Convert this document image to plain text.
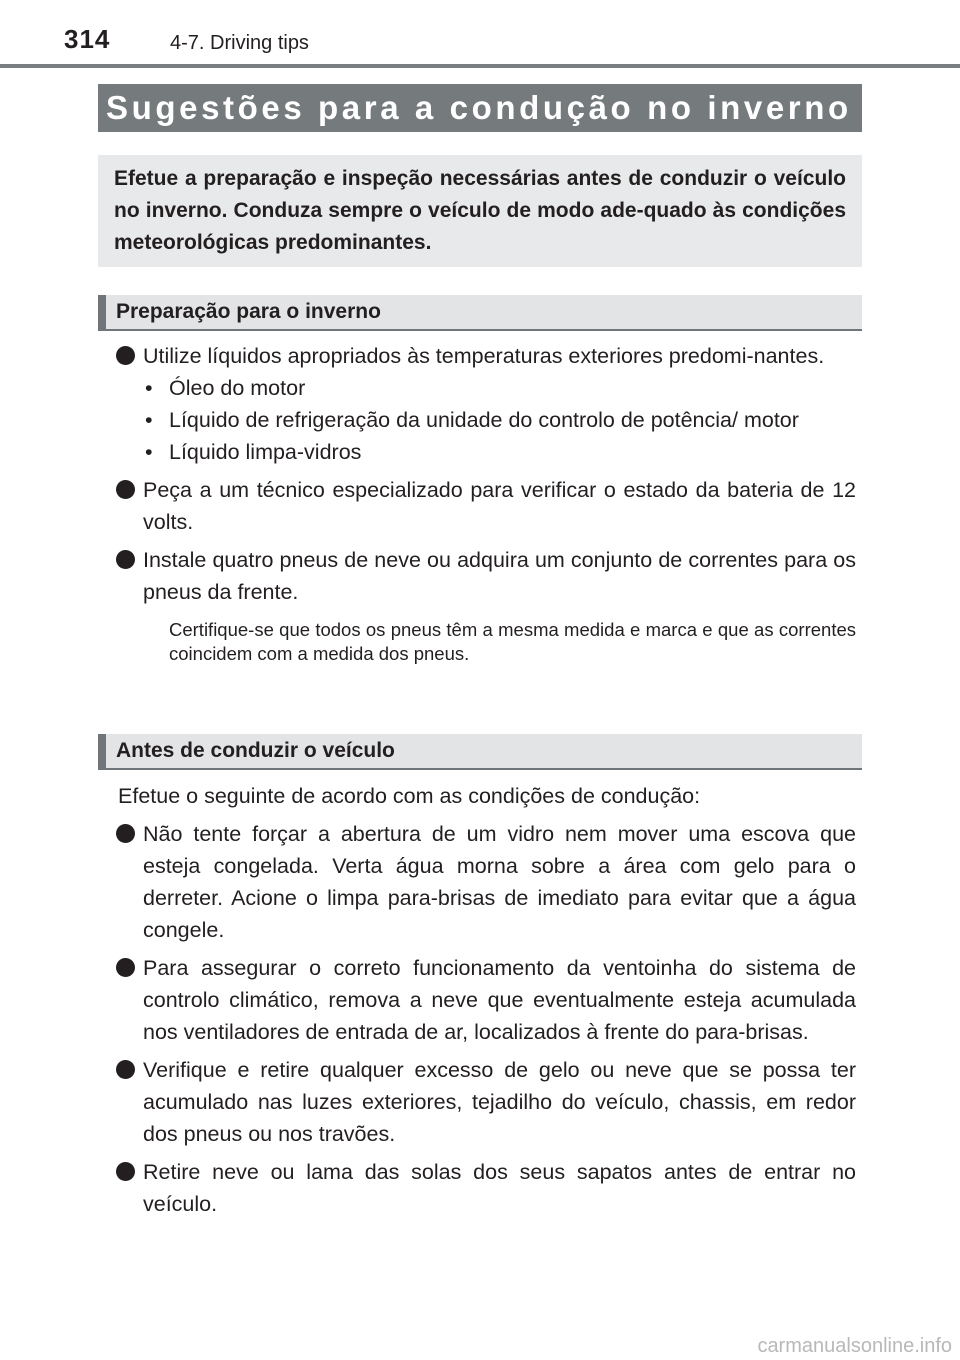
314	4-7. Driving tips
Sugestões para a condução no inverno
Efetue a preparação e inspeção necessárias antes de conduzir o veículo no inverno. Conduza sempre o veículo de modo ade-quado às condições meteorológicas predominantes.
Preparação para o inverno
Utilize líquidos apropriados às temperaturas exteriores predomi-nantes.
• Óleo do motor
• Líquido de refrigeração da unidade do controlo de potência/ motor
• Líquido limpa-vidros
Peça a um técnico especializado para verificar o estado da bateria de 12 volts.
Instale quatro pneus de neve ou adquira um conjunto de correntes para os pneus da frente.
Certifique-se que todos os pneus têm a mesma medida e marca e que as correntes coincidem com a medida dos pneus.
Antes de conduzir o veículo
Efetue o seguinte de acordo com as condições de condução:
Não tente forçar a abertura de um vidro nem mover uma escova que esteja congelada. Verta água morna sobre a área com gelo para o derreter. Acione o limpa para-brisas de imediato para evitar que a água congele.
Para assegurar o correto funcionamento da ventoinha do sistema de controlo climático, remova a neve que eventualmente esteja acumulada nos ventiladores de entrada de ar, localizados à frente do para-brisas.
Verifique e retire qualquer excesso de gelo ou neve que se possa ter acumulado nas luzes exteriores, tejadilho do veículo, chassis, em redor dos pneus ou nos travões.
Retire neve ou lama das solas dos seus sapatos antes de entrar no veículo.
carmanualsonline.info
═══
* _Problem to solve_: Copy out every line holding the string "Efetue".

* _Response for this exercise_:
Efetue a preparação e inspeção necessárias antes de conduzir o veículo no inverno. Conduza sempre o veículo de modo ade-quado às condições meteorológicas predominantes.
Efetue o seguinte de acordo com as condições de condução:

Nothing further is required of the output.